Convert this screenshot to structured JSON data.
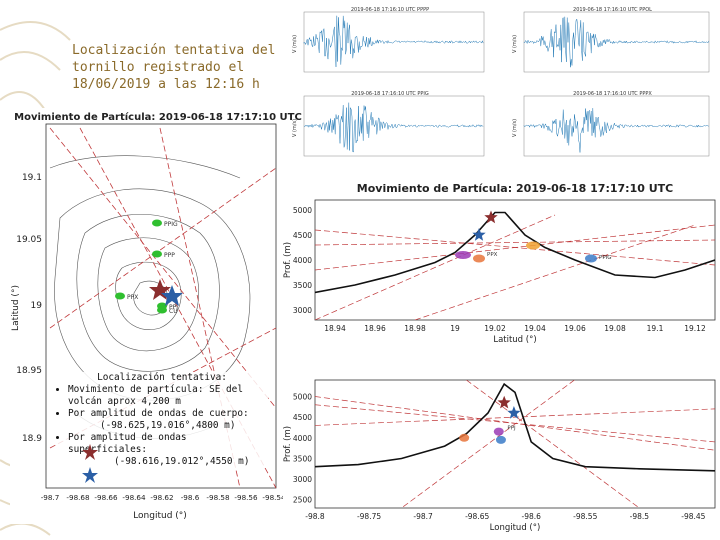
{
  "title_text": "Localización tentativa del tornillo registrado el 18/06/2019 a las 12:16 h",
  "colors": {
    "accent_gold": "#b89a55",
    "title_gold": "#8a6a2a",
    "signal_blue": "#1f77b4",
    "star_red": "#8b2e2e",
    "star_blue": "#2b5fa6",
    "station_green": "#2fbf2f",
    "dashed_red": "#c0393b"
  },
  "map": {
    "title": "Movimiento de Partícula: 2019-06-18 17:17:10 UTC",
    "xlabel": "Longitud (°)",
    "ylabel": "Latitud (°)",
    "y_ticks": [
      "19.1",
      "19.05",
      "19",
      "18.95",
      "18.9"
    ],
    "x_ticks": [
      "-98.7",
      "-98.68",
      "-98.66",
      "-98.64",
      "-98.62",
      "-98.6",
      "-98.58",
      "-98.56",
      "-98.54"
    ],
    "stations": [
      {
        "label": "PPIG",
        "name": "station-ppig"
      },
      {
        "label": "PPP",
        "name": "station-ppp"
      },
      {
        "label": "PPX",
        "name": "station-ppx"
      },
      {
        "label": "PPJ",
        "name": "station-ppj"
      },
      {
        "label": "CU",
        "name": "station-cu"
      }
    ]
  },
  "seismograms": [
    {
      "title": "2019-06-18 17:16:10 UTC PPPP",
      "channel": "PPPP",
      "ylabel": "V (m/s)"
    },
    {
      "title": "2019-06-18 17:16:10 UTC PPOL",
      "channel": "PPOL",
      "ylabel": "V (m/s)"
    },
    {
      "title": "2019-06-18 17:16:10 UTC PPIG",
      "channel": "PPIG",
      "ylabel": "V (m/s)"
    },
    {
      "title": "2019-06-18 17:16:10 UTC PPPX",
      "channel": "PPPX",
      "ylabel": "V (m/s)"
    }
  ],
  "lat_profile": {
    "title": "Movimiento de Partícula: 2019-06-18 17:17:10 UTC",
    "xlabel": "Latitud (°)",
    "ylabel": "Prof. (m)",
    "x_ticks": [
      "18.94",
      "18.96",
      "18.98",
      "19",
      "19.02",
      "19.04",
      "19.06",
      "19.08",
      "19.1",
      "19.12"
    ],
    "y_ticks": [
      "5000",
      "4500",
      "4000",
      "3500",
      "3000"
    ],
    "ylim": [
      2800,
      5200
    ],
    "xlim": [
      18.93,
      19.13
    ],
    "labels": [
      "PPX",
      "PPIG"
    ]
  },
  "lon_profile": {
    "xlabel": "Longitud (°)",
    "ylabel": "Prof. (m)",
    "x_ticks": [
      "-98.8",
      "-98.75",
      "-98.7",
      "-98.65",
      "-98.6",
      "-98.55",
      "-98.5",
      "-98.45"
    ],
    "y_ticks": [
      "5000",
      "4500",
      "4000",
      "3500",
      "3000",
      "2500"
    ],
    "ylim": [
      2300,
      5400
    ],
    "xlim": [
      -98.8,
      -98.43
    ],
    "labels": [
      "PPJ"
    ]
  },
  "notes": {
    "heading": "Localización tentativa:",
    "item1": "Movimiento de partícula: SE del volcán aprox 4,200 m",
    "item2": "Por amplitud de ondas de cuerpo:",
    "item2_value": "(-98.625,19.016°,4800 m)",
    "item3": "Por amplitud de ondas superficiales:",
    "item3_value": "(-98.616,19.012°,4550 m)"
  }
}
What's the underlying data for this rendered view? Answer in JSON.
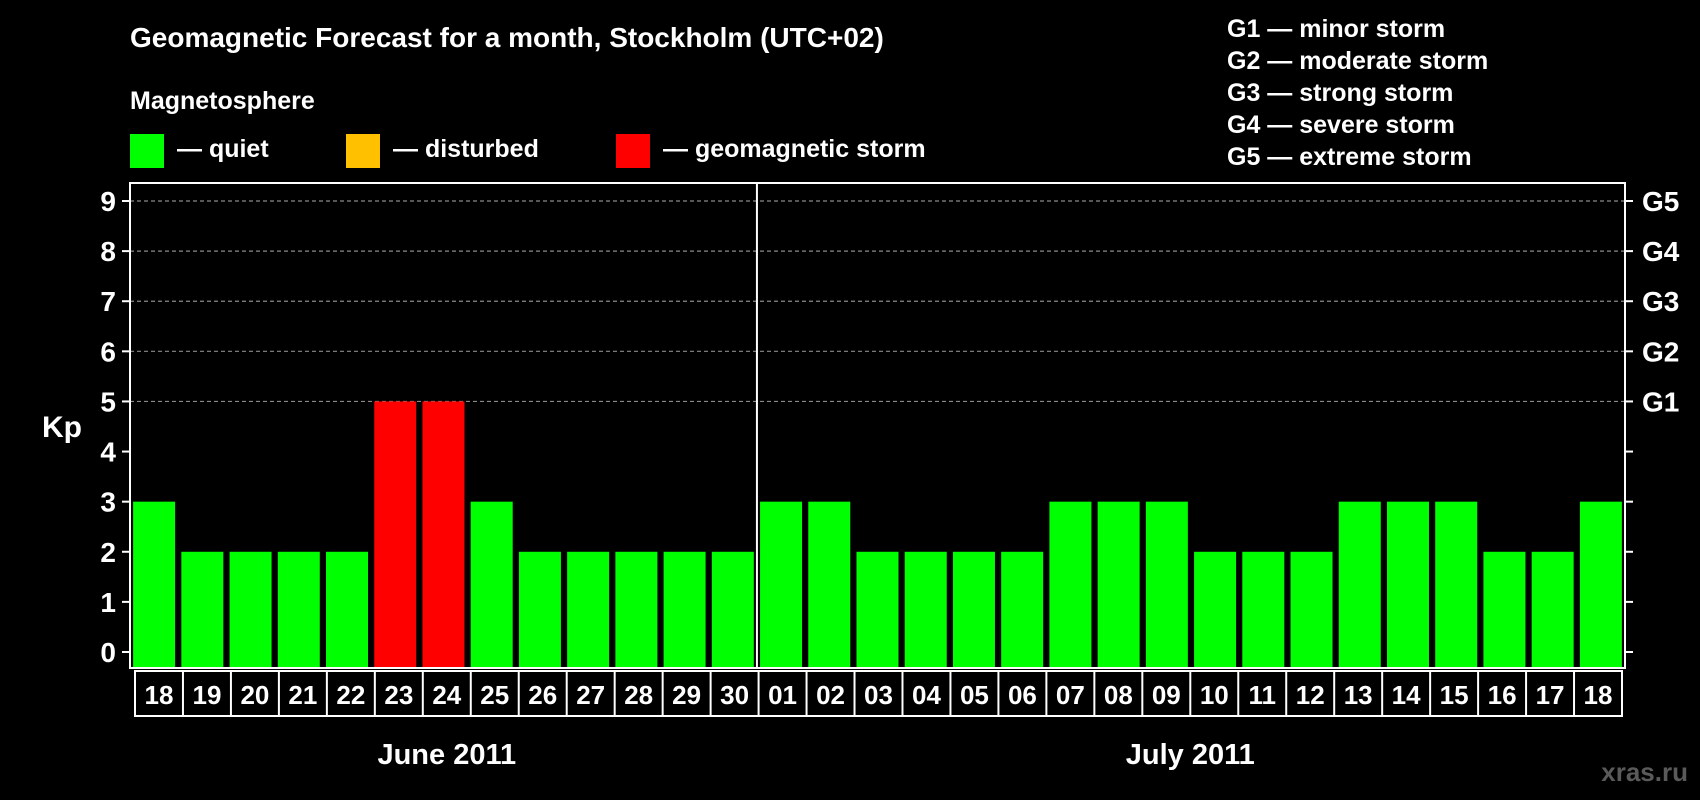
{
  "title": "Geomagnetic Forecast for a month, Stockholm (UTC+02)",
  "legend": {
    "heading": "Magnetosphere",
    "items": [
      {
        "label": "— quiet",
        "color": "#00ff00"
      },
      {
        "label": "— disturbed",
        "color": "#ffc000"
      },
      {
        "label": "— geomagnetic storm",
        "color": "#ff0000"
      }
    ],
    "storm_levels": [
      "G1 — minor storm",
      "G2 — moderate storm",
      "G3 — strong storm",
      "G4 — severe storm",
      "G5 — extreme storm"
    ]
  },
  "watermark": "xras.ru",
  "chart_data": {
    "type": "bar",
    "title": "Geomagnetic Forecast for a month, Stockholm (UTC+02)",
    "ylabel": "Kp",
    "xlabel": "",
    "ylim": [
      0,
      9
    ],
    "y_ticks": [
      "0",
      "1",
      "2",
      "3",
      "4",
      "5",
      "6",
      "7",
      "8",
      "9"
    ],
    "right_axis_labels": [
      {
        "kp": 5,
        "label": "G1"
      },
      {
        "kp": 6,
        "label": "G2"
      },
      {
        "kp": 7,
        "label": "G3"
      },
      {
        "kp": 8,
        "label": "G4"
      },
      {
        "kp": 9,
        "label": "G5"
      }
    ],
    "grid": "dashed horizontal at Kp 5-9",
    "months": [
      {
        "label": "June 2011",
        "start_index": 0,
        "count": 13
      },
      {
        "label": "July 2011",
        "start_index": 13,
        "count": 18
      }
    ],
    "categories": [
      "18",
      "19",
      "20",
      "21",
      "22",
      "23",
      "24",
      "25",
      "26",
      "27",
      "28",
      "29",
      "30",
      "01",
      "02",
      "03",
      "04",
      "05",
      "06",
      "07",
      "08",
      "09",
      "10",
      "11",
      "12",
      "13",
      "14",
      "15",
      "16",
      "17",
      "18"
    ],
    "values": [
      3,
      2,
      2,
      2,
      2,
      5,
      5,
      3,
      2,
      2,
      2,
      2,
      2,
      3,
      3,
      2,
      2,
      2,
      2,
      3,
      3,
      3,
      2,
      2,
      2,
      3,
      3,
      3,
      2,
      2,
      3
    ],
    "colors": {
      "quiet": "#00ff00",
      "disturbed": "#ffc000",
      "storm": "#ff0000"
    }
  }
}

## What is expected
In the copy, include all records verbatim but no images.

## Answer to this exercise
Convert this screenshot to structured JSON data.
{
  "title_text": "Localización tentativa del tornillo registrado el 18/06/2019 a las 12:16 h",
  "colors": {
    "accent_gold": "#b89a55",
    "title_gold": "#8a6a2a",
    "signal_blue": "#1f77b4",
    "star_red": "#8b2e2e",
    "star_blue": "#2b5fa6",
    "station_green": "#2fbf2f",
    "dashed_red": "#c0393b"
  },
  "map": {
    "title": "Movimiento de Partícula: 2019-06-18 17:17:10 UTC",
    "xlabel": "Longitud (°)",
    "ylabel": "Latitud (°)",
    "y_ticks": [
      "19.1",
      "19.05",
      "19",
      "18.95",
      "18.9"
    ],
    "x_ticks": [
      "-98.7",
      "-98.68",
      "-98.66",
      "-98.64",
      "-98.62",
      "-98.6",
      "-98.58",
      "-98.56",
      "-98.54"
    ],
    "stations": [
      {
        "label": "PPIG",
        "name": "station-ppig"
      },
      {
        "label": "PPP",
        "name": "station-ppp"
      },
      {
        "label": "PPX",
        "name": "station-ppx"
      },
      {
        "label": "PPJ",
        "name": "station-ppj"
      },
      {
        "label": "CU",
        "name": "station-cu"
      }
    ]
  },
  "seismograms": [
    {
      "title": "2019-06-18 17:16:10 UTC PPPP",
      "channel": "PPPP",
      "ylabel": "V (m/s)"
    },
    {
      "title": "2019-06-18 17:16:10 UTC PPOL",
      "channel": "PPOL",
      "ylabel": "V (m/s)"
    },
    {
      "title": "2019-06-18 17:16:10 UTC PPIG",
      "channel": "PPIG",
      "ylabel": "V (m/s)"
    },
    {
      "title": "2019-06-18 17:16:10 UTC PPPX",
      "channel": "PPPX",
      "ylabel": "V (m/s)"
    }
  ],
  "lat_profile": {
    "title": "Movimiento de Partícula: 2019-06-18 17:17:10 UTC",
    "xlabel": "Latitud (°)",
    "ylabel": "Prof. (m)",
    "x_ticks": [
      "18.94",
      "18.96",
      "18.98",
      "19",
      "19.02",
      "19.04",
      "19.06",
      "19.08",
      "19.1",
      "19.12"
    ],
    "y_ticks": [
      "5000",
      "4500",
      "4000",
      "3500",
      "3000"
    ],
    "ylim": [
      2800,
      5200
    ],
    "xlim": [
      18.93,
      19.13
    ],
    "labels": [
      "PPX",
      "PPIG"
    ]
  },
  "lon_profile": {
    "xlabel": "Longitud (°)",
    "ylabel": "Prof. (m)",
    "x_ticks": [
      "-98.8",
      "-98.75",
      "-98.7",
      "-98.65",
      "-98.6",
      "-98.55",
      "-98.5",
      "-98.45"
    ],
    "y_ticks": [
      "5000",
      "4500",
      "4000",
      "3500",
      "3000",
      "2500"
    ],
    "ylim": [
      2300,
      5400
    ],
    "xlim": [
      -98.8,
      -98.43
    ],
    "labels": [
      "PPJ"
    ]
  },
  "notes": {
    "heading": "Localización tentativa:",
    "item1": "Movimiento de partícula: SE del volcán aprox 4,200 m",
    "item2": "Por amplitud de ondas de cuerpo:",
    "item2_value": "(-98.625,19.016°,4800 m)",
    "item3": "Por amplitud de ondas superficiales:",
    "item3_value": "(-98.616,19.012°,4550 m)"
  }
}
What's the underlying data for this rendered view? Answer in JSON.
{
  "title": "Geomagnetic Forecast for a month, Stockholm (UTC+02)",
  "legend": {
    "heading": "Magnetosphere",
    "items": [
      {
        "label": "— quiet",
        "color": "#00ff00"
      },
      {
        "label": "— disturbed",
        "color": "#ffc000"
      },
      {
        "label": "— geomagnetic storm",
        "color": "#ff0000"
      }
    ],
    "storm_levels": [
      "G1 — minor storm",
      "G2 — moderate storm",
      "G3 — strong storm",
      "G4 — severe storm",
      "G5 — extreme storm"
    ]
  },
  "watermark": "xras.ru",
  "chart_data": {
    "type": "bar",
    "title": "Geomagnetic Forecast for a month, Stockholm (UTC+02)",
    "ylabel": "Kp",
    "xlabel": "",
    "ylim": [
      0,
      9
    ],
    "y_ticks": [
      "0",
      "1",
      "2",
      "3",
      "4",
      "5",
      "6",
      "7",
      "8",
      "9"
    ],
    "right_axis_labels": [
      {
        "kp": 5,
        "label": "G1"
      },
      {
        "kp": 6,
        "label": "G2"
      },
      {
        "kp": 7,
        "label": "G3"
      },
      {
        "kp": 8,
        "label": "G4"
      },
      {
        "kp": 9,
        "label": "G5"
      }
    ],
    "grid": "dashed horizontal at Kp 5-9",
    "months": [
      {
        "label": "June 2011",
        "start_index": 0,
        "count": 13
      },
      {
        "label": "July 2011",
        "start_index": 13,
        "count": 18
      }
    ],
    "categories": [
      "18",
      "19",
      "20",
      "21",
      "22",
      "23",
      "24",
      "25",
      "26",
      "27",
      "28",
      "29",
      "30",
      "01",
      "02",
      "03",
      "04",
      "05",
      "06",
      "07",
      "08",
      "09",
      "10",
      "11",
      "12",
      "13",
      "14",
      "15",
      "16",
      "17",
      "18"
    ],
    "values": [
      3,
      2,
      2,
      2,
      2,
      5,
      5,
      3,
      2,
      2,
      2,
      2,
      2,
      3,
      3,
      2,
      2,
      2,
      2,
      3,
      3,
      3,
      2,
      2,
      2,
      3,
      3,
      3,
      2,
      2,
      3
    ],
    "colors": {
      "quiet": "#00ff00",
      "disturbed": "#ffc000",
      "storm": "#ff0000"
    }
  }
}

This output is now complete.